Job: Where a line in the listing below contains the word "JSON", copy that line.

Recorded data:

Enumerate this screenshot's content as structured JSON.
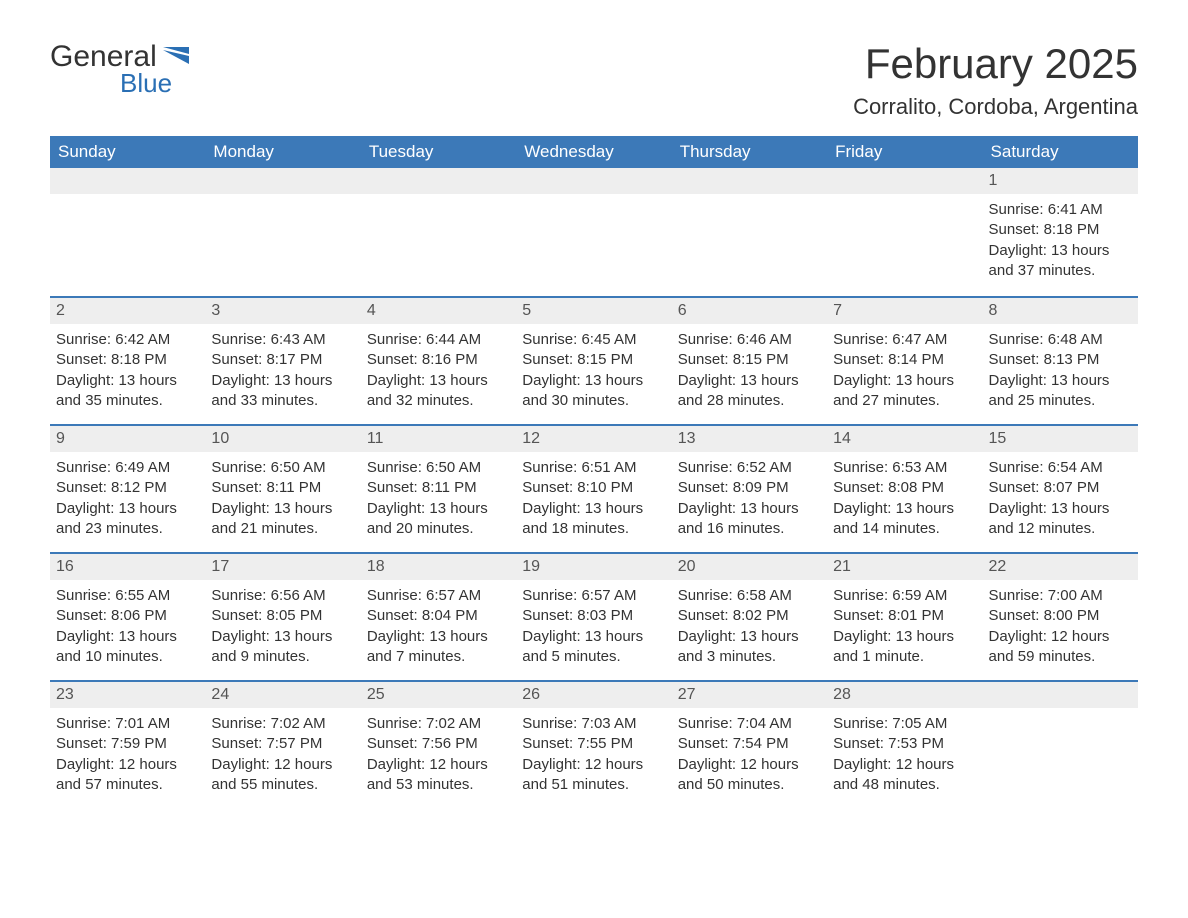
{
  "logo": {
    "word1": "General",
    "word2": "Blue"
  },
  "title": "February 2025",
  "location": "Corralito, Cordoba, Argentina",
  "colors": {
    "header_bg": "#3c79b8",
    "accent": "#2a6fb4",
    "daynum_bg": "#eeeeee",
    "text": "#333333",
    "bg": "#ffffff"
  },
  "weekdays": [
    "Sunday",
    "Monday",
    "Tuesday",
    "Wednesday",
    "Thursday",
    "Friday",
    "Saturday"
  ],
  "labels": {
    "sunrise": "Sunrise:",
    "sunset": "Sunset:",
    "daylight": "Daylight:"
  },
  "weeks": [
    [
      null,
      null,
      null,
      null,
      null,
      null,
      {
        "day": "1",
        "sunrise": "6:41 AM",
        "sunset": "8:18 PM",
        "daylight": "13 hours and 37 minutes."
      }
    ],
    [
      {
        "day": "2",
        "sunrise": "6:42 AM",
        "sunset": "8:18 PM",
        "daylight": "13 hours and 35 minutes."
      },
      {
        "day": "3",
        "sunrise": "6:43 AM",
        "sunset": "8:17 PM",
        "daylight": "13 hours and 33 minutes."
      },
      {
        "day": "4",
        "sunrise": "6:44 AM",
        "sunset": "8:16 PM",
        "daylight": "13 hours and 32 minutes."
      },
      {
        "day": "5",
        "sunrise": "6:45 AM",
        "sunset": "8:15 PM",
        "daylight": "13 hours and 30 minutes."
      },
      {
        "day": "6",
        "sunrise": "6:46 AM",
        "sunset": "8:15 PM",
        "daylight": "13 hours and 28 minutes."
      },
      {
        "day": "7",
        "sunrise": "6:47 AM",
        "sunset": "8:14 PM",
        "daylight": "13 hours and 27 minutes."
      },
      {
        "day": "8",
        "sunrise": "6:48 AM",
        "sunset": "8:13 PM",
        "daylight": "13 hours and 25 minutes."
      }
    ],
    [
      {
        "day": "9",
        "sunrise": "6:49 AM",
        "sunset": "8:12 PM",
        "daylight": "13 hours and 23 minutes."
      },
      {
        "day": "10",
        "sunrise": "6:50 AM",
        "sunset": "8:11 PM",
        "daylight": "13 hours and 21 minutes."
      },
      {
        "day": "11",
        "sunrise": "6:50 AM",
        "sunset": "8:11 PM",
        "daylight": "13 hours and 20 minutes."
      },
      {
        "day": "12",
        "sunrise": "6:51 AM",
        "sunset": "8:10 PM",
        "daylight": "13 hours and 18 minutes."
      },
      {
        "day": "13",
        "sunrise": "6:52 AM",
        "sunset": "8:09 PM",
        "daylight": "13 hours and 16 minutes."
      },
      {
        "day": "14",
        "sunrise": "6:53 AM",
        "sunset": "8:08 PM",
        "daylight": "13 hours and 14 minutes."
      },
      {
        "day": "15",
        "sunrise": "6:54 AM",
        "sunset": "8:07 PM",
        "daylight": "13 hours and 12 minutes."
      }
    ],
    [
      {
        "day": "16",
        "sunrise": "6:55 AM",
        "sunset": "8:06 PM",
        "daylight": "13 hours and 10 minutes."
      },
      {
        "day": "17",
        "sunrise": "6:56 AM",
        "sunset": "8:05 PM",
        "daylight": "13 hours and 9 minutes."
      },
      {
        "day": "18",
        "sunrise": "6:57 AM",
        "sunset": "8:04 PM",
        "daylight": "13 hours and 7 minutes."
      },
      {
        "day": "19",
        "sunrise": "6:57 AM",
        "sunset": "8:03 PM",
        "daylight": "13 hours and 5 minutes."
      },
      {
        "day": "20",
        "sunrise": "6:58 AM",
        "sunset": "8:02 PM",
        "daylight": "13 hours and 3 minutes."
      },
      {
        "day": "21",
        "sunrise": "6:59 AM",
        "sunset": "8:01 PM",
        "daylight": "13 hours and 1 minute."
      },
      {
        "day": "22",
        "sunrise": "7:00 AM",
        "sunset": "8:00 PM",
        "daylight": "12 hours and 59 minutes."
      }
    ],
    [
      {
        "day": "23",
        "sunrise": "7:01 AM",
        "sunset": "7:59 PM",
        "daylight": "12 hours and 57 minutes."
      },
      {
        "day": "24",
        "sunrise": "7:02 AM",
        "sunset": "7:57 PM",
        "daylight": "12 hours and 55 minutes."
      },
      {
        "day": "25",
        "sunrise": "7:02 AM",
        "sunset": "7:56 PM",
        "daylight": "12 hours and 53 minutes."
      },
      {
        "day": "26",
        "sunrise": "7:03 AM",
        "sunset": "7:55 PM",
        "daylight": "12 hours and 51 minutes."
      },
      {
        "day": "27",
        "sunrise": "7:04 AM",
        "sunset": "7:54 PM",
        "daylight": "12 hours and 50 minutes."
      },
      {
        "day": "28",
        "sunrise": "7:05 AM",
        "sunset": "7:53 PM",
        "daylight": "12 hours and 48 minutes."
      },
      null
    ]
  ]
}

...

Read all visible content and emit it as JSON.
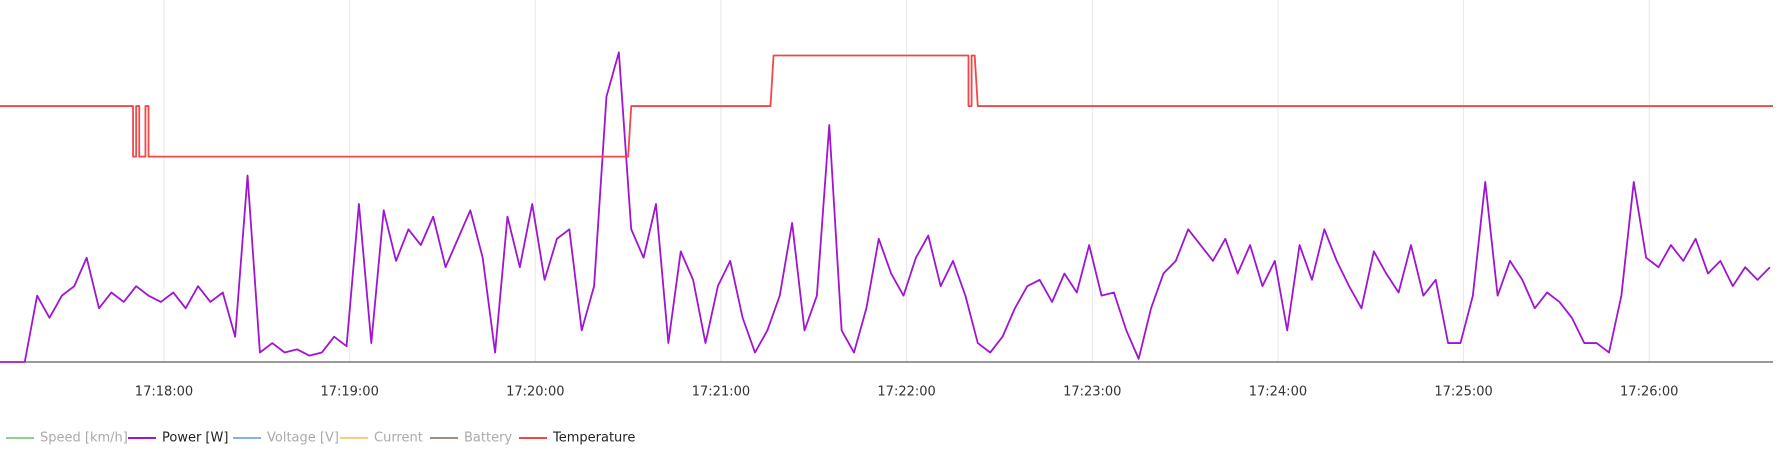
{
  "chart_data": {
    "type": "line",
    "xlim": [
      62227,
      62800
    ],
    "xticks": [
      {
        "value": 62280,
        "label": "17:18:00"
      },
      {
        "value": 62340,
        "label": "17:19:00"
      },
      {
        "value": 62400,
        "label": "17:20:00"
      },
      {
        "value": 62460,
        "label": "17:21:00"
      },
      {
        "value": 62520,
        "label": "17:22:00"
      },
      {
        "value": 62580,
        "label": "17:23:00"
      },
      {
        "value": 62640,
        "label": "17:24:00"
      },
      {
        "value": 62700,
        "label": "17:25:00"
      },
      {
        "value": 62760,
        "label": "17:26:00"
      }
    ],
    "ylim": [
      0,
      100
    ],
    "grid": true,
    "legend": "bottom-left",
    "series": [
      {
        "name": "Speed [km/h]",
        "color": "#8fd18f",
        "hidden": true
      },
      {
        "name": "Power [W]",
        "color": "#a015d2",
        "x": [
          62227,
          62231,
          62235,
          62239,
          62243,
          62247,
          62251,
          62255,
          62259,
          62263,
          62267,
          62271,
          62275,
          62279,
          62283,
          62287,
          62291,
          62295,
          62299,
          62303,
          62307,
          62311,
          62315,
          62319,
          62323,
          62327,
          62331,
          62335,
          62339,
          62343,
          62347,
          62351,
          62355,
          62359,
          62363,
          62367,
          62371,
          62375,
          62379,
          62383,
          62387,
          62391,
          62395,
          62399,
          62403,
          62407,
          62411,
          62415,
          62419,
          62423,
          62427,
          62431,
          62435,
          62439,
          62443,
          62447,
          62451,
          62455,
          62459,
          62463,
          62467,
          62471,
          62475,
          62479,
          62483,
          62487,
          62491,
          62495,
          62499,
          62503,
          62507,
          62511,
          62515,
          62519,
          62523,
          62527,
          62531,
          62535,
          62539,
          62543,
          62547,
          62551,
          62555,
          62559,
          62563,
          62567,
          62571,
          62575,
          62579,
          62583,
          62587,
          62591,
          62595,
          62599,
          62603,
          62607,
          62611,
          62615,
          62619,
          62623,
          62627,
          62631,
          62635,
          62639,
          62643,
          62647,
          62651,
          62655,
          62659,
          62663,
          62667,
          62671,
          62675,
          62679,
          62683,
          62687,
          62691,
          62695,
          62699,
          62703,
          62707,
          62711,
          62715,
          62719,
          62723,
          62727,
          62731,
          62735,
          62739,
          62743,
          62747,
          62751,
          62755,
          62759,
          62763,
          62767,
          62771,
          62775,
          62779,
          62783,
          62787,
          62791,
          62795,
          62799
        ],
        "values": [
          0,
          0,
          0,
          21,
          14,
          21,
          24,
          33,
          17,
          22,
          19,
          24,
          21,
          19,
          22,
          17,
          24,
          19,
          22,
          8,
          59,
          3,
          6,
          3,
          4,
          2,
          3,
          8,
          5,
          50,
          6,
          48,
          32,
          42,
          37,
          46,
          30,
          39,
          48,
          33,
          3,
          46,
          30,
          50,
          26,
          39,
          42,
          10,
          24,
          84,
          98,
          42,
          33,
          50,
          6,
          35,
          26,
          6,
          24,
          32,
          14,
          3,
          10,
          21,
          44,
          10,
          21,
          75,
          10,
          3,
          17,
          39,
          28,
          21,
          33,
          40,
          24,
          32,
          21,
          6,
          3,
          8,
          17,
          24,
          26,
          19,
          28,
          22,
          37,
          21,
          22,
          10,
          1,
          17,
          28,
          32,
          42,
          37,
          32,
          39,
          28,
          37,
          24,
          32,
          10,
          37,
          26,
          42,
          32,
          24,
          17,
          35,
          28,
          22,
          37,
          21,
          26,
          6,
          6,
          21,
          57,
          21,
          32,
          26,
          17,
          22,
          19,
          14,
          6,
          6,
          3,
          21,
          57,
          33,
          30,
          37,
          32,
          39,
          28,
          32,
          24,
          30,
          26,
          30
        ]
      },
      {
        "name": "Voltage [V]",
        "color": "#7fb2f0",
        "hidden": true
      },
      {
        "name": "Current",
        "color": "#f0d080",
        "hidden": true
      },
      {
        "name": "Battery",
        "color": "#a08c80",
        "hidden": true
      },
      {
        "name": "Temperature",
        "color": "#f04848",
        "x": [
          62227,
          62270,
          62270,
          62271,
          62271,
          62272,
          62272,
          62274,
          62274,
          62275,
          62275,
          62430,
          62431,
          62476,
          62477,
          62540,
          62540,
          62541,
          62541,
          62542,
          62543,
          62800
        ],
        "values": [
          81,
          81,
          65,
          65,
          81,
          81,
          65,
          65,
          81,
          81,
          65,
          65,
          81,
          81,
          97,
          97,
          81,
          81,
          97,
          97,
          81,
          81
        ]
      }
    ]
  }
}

Result of this task:
Enumerate this screenshot's content as structured JSON.
Read all visible content and emit it as JSON.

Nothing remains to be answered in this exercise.